(Items listed in a dataset)
━━━━━━

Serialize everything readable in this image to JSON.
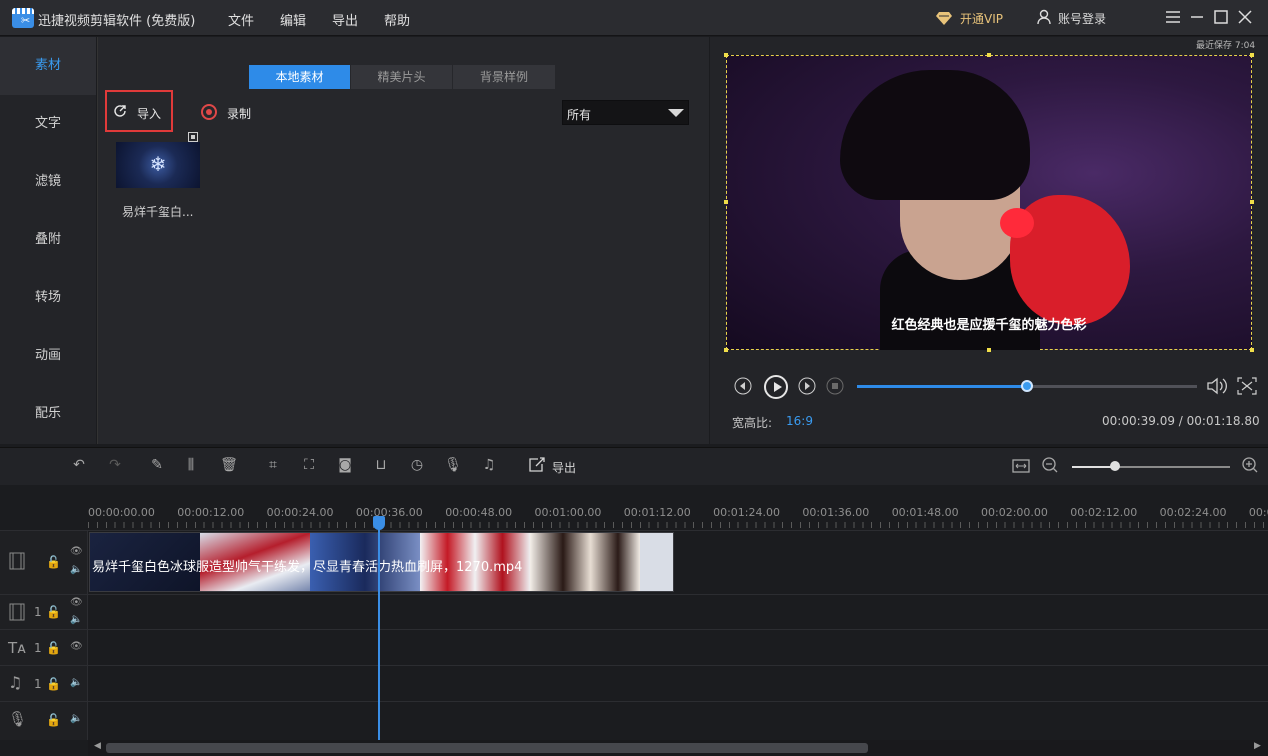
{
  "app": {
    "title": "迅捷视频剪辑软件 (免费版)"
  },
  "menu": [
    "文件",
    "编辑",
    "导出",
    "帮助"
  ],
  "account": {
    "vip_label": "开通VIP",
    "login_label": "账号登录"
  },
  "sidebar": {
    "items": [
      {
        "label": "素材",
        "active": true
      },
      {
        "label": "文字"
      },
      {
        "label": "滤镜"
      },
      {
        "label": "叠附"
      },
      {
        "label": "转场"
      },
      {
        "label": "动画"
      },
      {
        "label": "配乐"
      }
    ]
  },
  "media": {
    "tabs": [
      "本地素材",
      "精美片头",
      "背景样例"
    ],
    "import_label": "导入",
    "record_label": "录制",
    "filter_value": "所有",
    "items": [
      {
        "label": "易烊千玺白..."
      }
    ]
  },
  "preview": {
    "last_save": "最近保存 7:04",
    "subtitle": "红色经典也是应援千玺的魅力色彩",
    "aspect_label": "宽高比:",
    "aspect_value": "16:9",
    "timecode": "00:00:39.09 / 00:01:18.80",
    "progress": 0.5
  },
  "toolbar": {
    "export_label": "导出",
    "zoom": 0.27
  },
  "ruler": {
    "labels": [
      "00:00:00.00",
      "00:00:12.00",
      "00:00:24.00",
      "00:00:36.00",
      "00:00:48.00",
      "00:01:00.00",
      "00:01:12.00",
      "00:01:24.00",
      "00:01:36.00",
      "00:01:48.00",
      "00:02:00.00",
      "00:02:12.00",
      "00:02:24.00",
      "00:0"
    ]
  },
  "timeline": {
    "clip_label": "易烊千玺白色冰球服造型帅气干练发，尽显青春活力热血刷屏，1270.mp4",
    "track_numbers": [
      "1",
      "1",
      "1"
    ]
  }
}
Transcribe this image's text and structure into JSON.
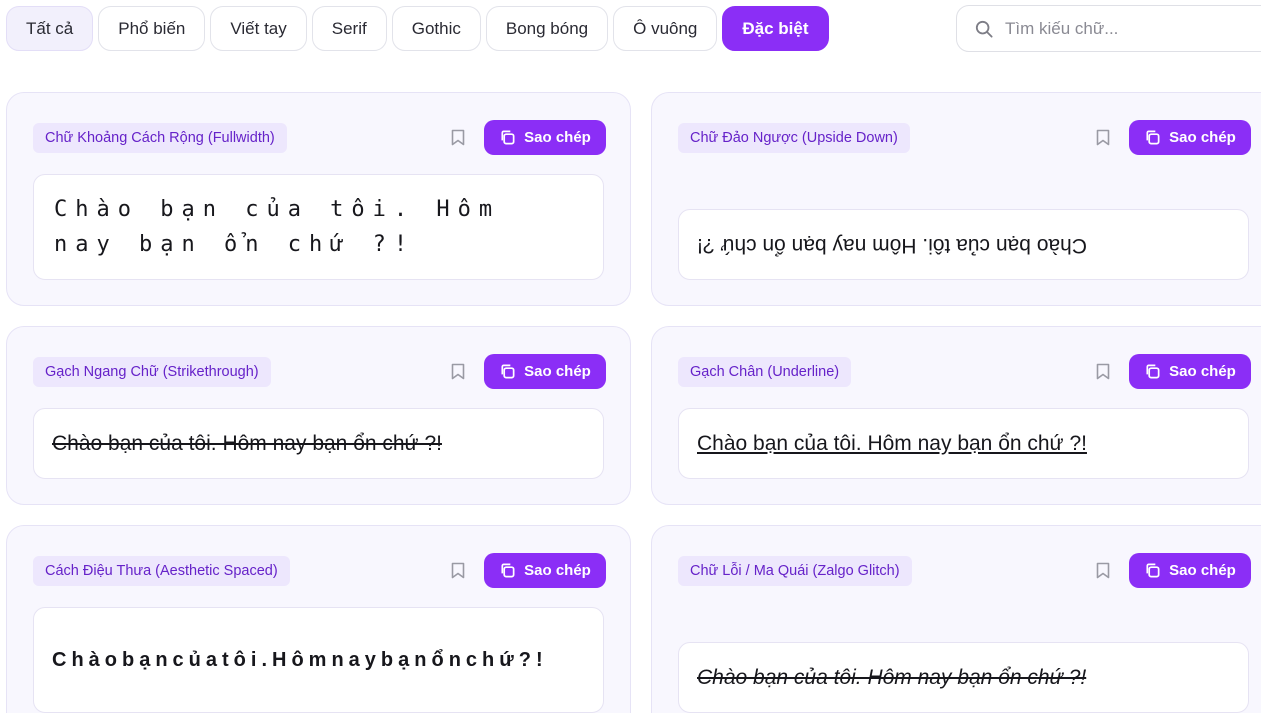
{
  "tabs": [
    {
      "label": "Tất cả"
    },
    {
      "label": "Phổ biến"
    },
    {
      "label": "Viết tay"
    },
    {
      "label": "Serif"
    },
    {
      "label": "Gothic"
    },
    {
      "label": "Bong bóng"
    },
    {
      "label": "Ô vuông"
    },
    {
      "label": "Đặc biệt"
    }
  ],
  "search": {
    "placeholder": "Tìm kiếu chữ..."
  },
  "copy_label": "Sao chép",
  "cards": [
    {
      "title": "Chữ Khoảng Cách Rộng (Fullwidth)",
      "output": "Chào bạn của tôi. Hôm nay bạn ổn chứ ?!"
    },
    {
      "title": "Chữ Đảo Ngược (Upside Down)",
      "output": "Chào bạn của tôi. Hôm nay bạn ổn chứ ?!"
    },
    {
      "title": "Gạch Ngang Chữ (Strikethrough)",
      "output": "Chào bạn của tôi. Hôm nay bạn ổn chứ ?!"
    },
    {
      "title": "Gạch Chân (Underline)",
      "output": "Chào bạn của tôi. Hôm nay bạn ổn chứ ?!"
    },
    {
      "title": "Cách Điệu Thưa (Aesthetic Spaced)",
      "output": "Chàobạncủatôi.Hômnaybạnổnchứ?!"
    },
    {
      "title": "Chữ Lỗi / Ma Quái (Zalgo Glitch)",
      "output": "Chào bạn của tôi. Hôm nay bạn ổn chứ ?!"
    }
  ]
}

━━━━━━

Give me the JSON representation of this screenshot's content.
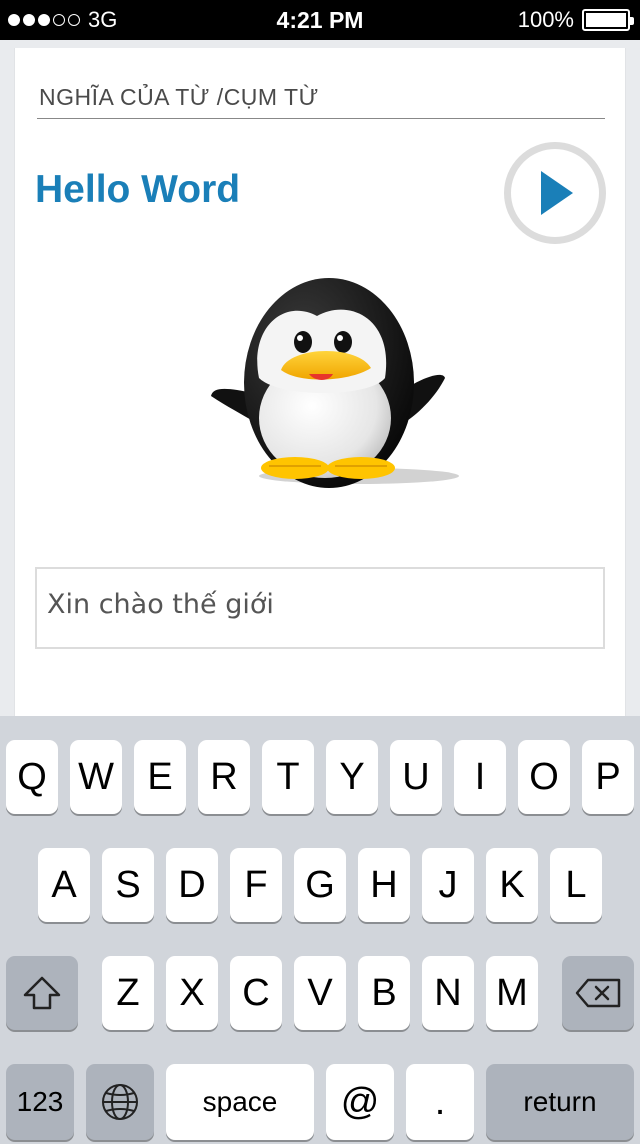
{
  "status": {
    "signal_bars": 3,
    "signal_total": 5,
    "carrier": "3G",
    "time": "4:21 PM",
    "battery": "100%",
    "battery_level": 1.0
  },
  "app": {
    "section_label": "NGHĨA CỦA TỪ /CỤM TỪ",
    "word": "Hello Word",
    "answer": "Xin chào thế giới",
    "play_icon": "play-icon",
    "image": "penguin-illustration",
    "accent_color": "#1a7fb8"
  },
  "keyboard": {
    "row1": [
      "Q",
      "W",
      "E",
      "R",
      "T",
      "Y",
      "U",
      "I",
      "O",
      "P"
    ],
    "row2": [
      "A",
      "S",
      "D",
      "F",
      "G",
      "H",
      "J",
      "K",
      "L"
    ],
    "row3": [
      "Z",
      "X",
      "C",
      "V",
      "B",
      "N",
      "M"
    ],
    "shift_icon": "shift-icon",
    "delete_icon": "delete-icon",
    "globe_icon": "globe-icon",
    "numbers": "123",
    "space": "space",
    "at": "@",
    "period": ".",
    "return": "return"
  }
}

━━━━━━

• YOUR OBJECTIVE
Look for lines containing the string "this" and copy them all.

• ANSWER TO THE PROBLEM
Serialize everything readable in this image to JSON.
Transcribe this image's text and structure into JSON.
Give me the JSON representation of this screenshot's content.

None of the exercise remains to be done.